[Yazlist] Fields ending in combining diacritics

Gary Anderson ganderson at bslw.com
Mon Mar 12 18:15:41 CET 2007


Adam,
The specific case I am dealing with is a 670 field containing only 1 
subfield a that ends with text like:  houses built above 50<degree 
mark><field mark>.  Obviously, the providing library has used the wrong 
character for the degree mark.  They used 0xea which is a combining 
Angstrom diacritic when they should have used 0xc0 - the degree mark.  
The initial records are in MARC8 encoding.  When I run the translation 
for this, I end up with no errors, but the diacritic character now 
follows the field mark.  What I am interested in is a way for the siconv 
library to catch this situation, since applying a diacritic to a control 
character  should not be allowed behavior. 

In this vein, maybe you can enlighten me on a question - I am running a 
tag by tag conversion on records that I process.  Originally, I was not 
including the field mark character in the string sent to siconv.  I 
found, however, that there were some cases where the conversion state 
was left indeterminate, so I began to include the field mark in the 
input string.  That seems to have fixed all of the other problems except 
this one.  What is your recommended practice for converting records?  
Should I be including the field mark or not?

Gary

Adam Dickmeiss wrote:

> Adam Dickmeiss wrote:
>
>> Gary Anderson wrote:
>>
>>> I am not sure how this will help.  In the application, the last 2 
>>> bytes of the data string are oxea and 0x1e - the diacritic and the 
>>> record mark.  yaz_iconv seems to drop the diacritic because it 
>>> doesn't have a trailing character, but it does process the record 
>>> mark.  What I need is something that will tell me that this case has 
>>> occurred.  It looks to me like yaz just drops the diacritic.

━━━━━━━━━━━━━━━━━━━━

Task statement: Continue the mailing-list thread about fields that end in a combining diacritic, starting after its last sentence.

Provided data:
━━━━━━━━━━━━━━━━━━━━

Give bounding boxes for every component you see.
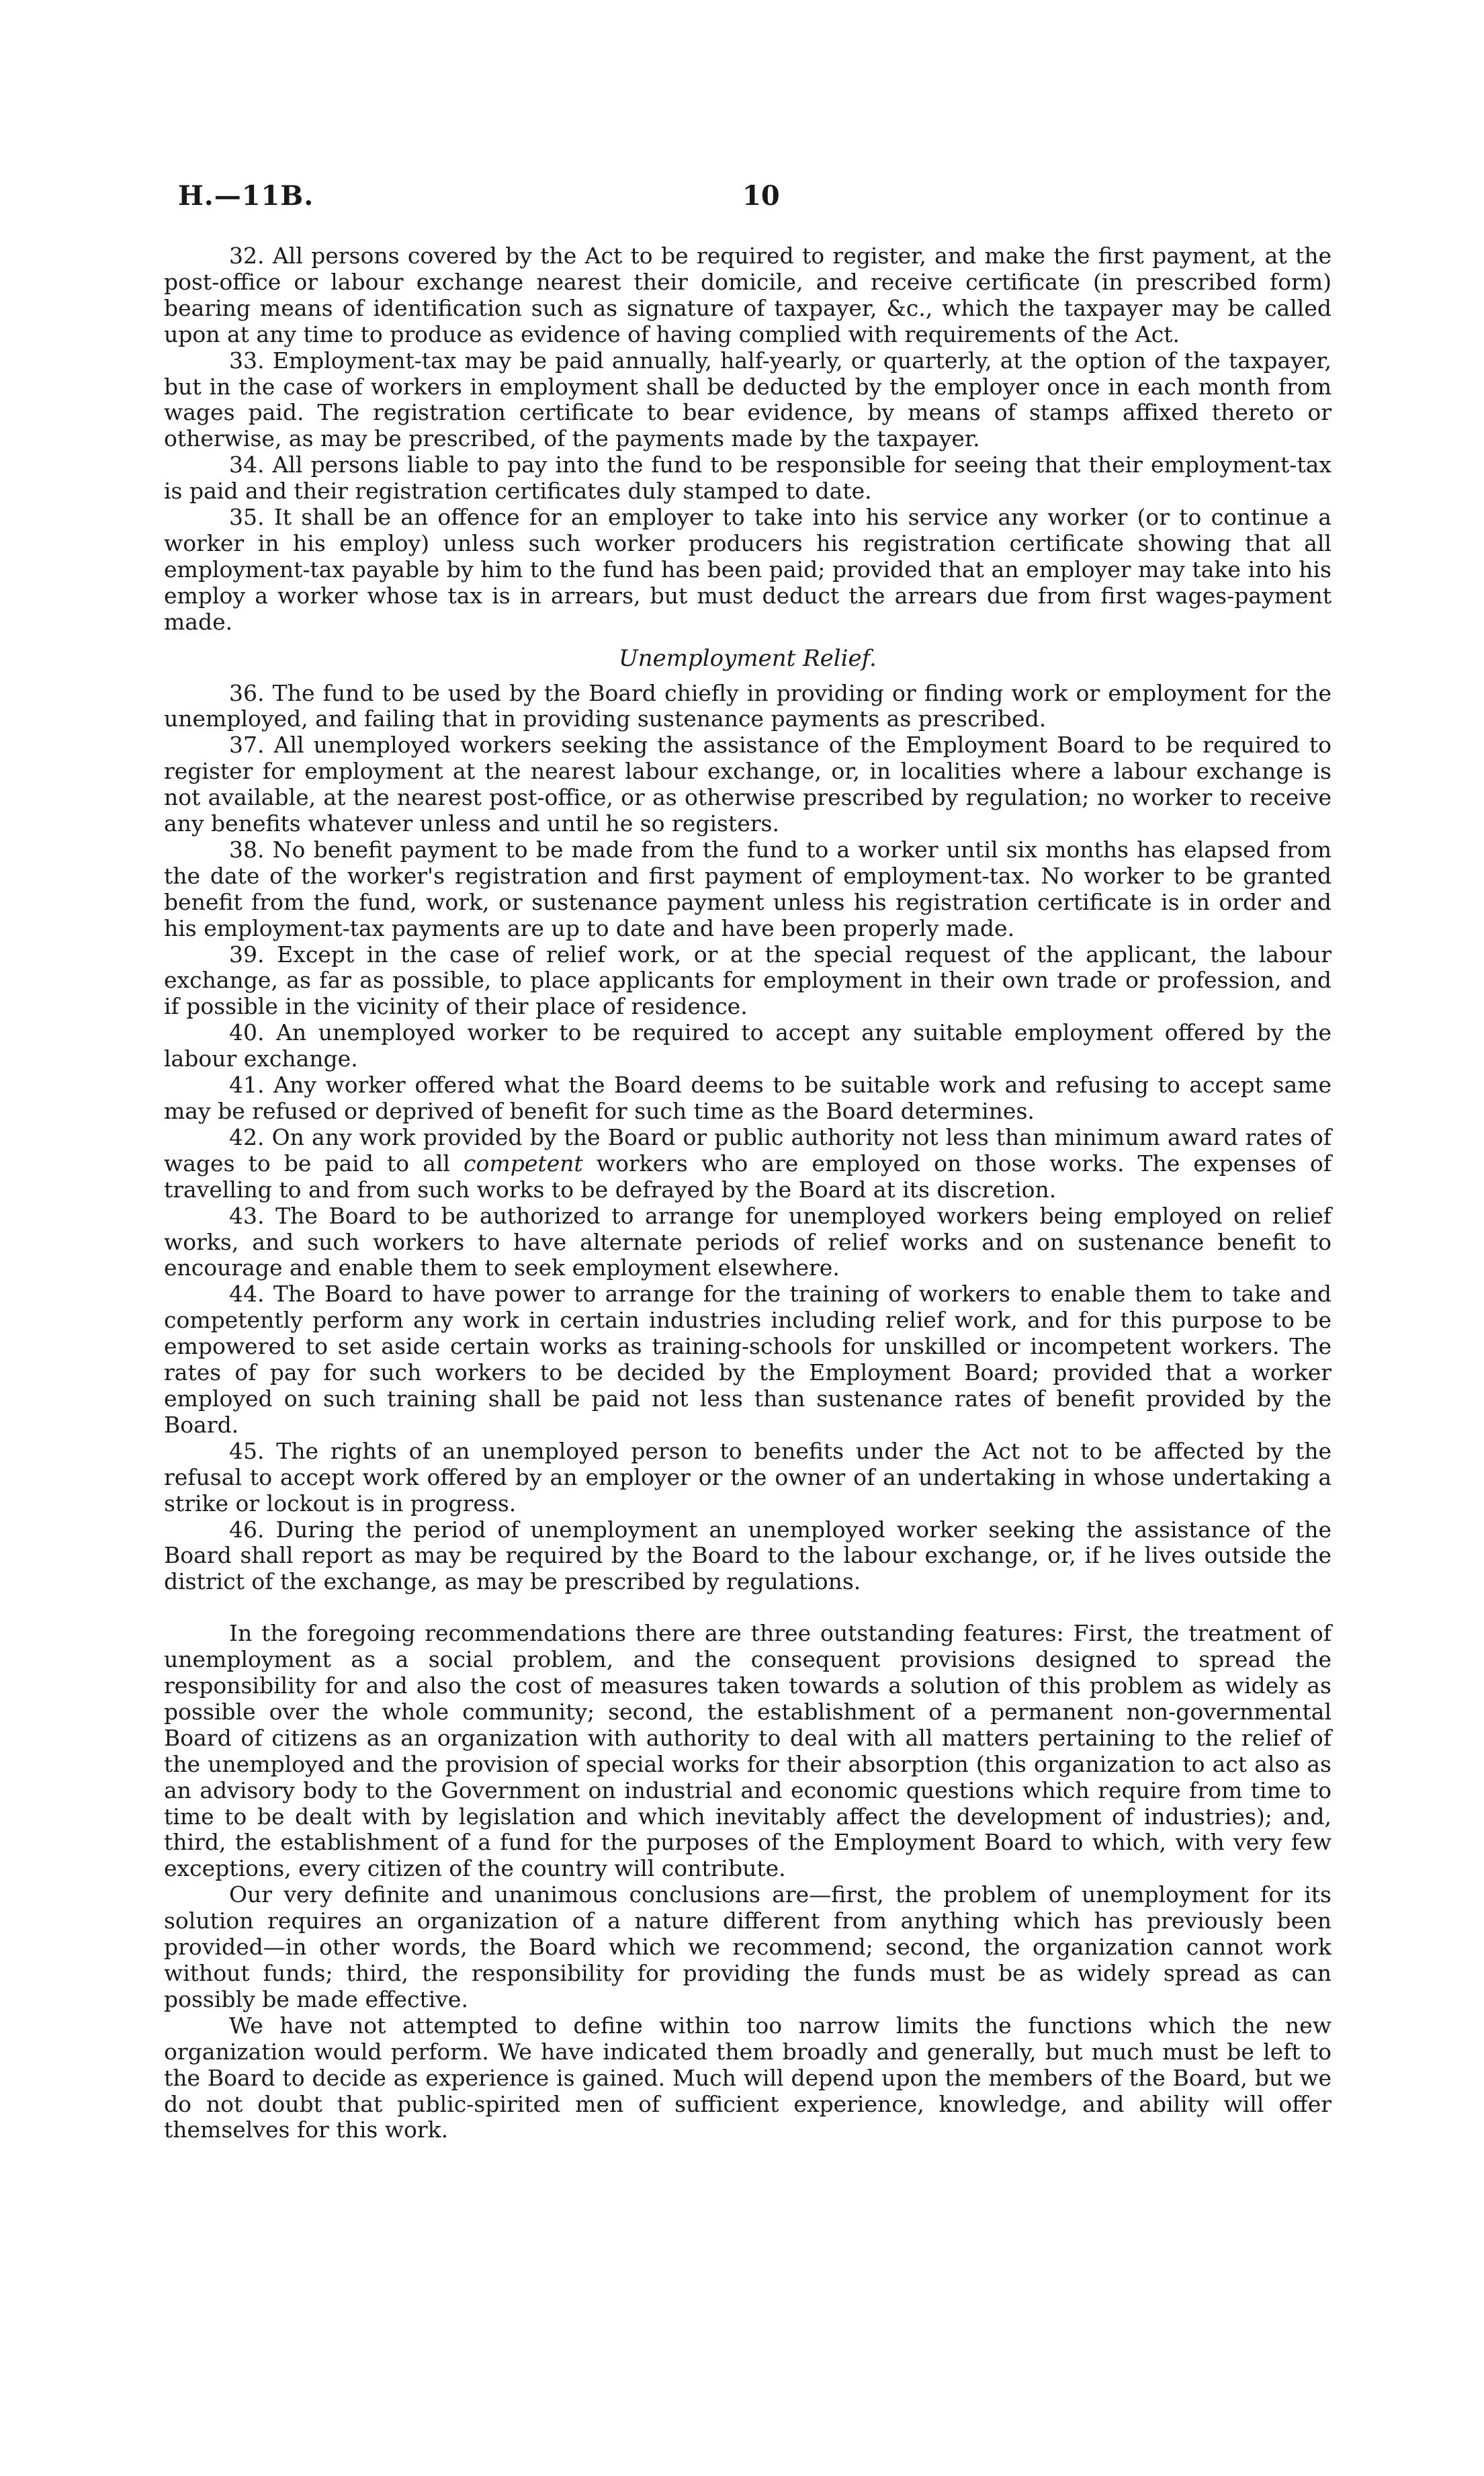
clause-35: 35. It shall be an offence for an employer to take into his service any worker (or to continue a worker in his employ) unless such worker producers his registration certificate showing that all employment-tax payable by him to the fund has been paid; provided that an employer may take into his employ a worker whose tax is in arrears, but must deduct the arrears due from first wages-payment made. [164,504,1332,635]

━━━━━━━━━━━━━━━━━━━━

Response to the task:
>>
>> I don't see a way the iconv interface could tell you this. I'm still 
>> a little confused, so forgive me for asking,.. what is the behavior 
>> you want? (keep the diacritic?)
>>
>
> In case you want *not* to keep the diacritic, in other words you are 
> asking to be notified about an error .. then maybe it's best to use 
> EINVAL because the iconv man page says:
>
> "EINVAL An  incomplete  multibyte  sequence  has been encountered in 
> the input."
>
> Case 1:
> So if you pass
>    .. 0xEA
> you get EINVAL because no characters follow 0xEA (as far as iconv is 
> concerned).
>
> Case 2: If you pass
>
>    .. 0xEA 0x1E
> that would not return an error. In fact YAZ currently converts this 
> UTF-8:
>       0x1E 0xCC 0x8A
> because 0x1E is just a "character".
>
> Unfortunately for case 1, YAZ currently returns 'unknown error'. 
> That's no good. This has been fixed in the CVS version of YAZ.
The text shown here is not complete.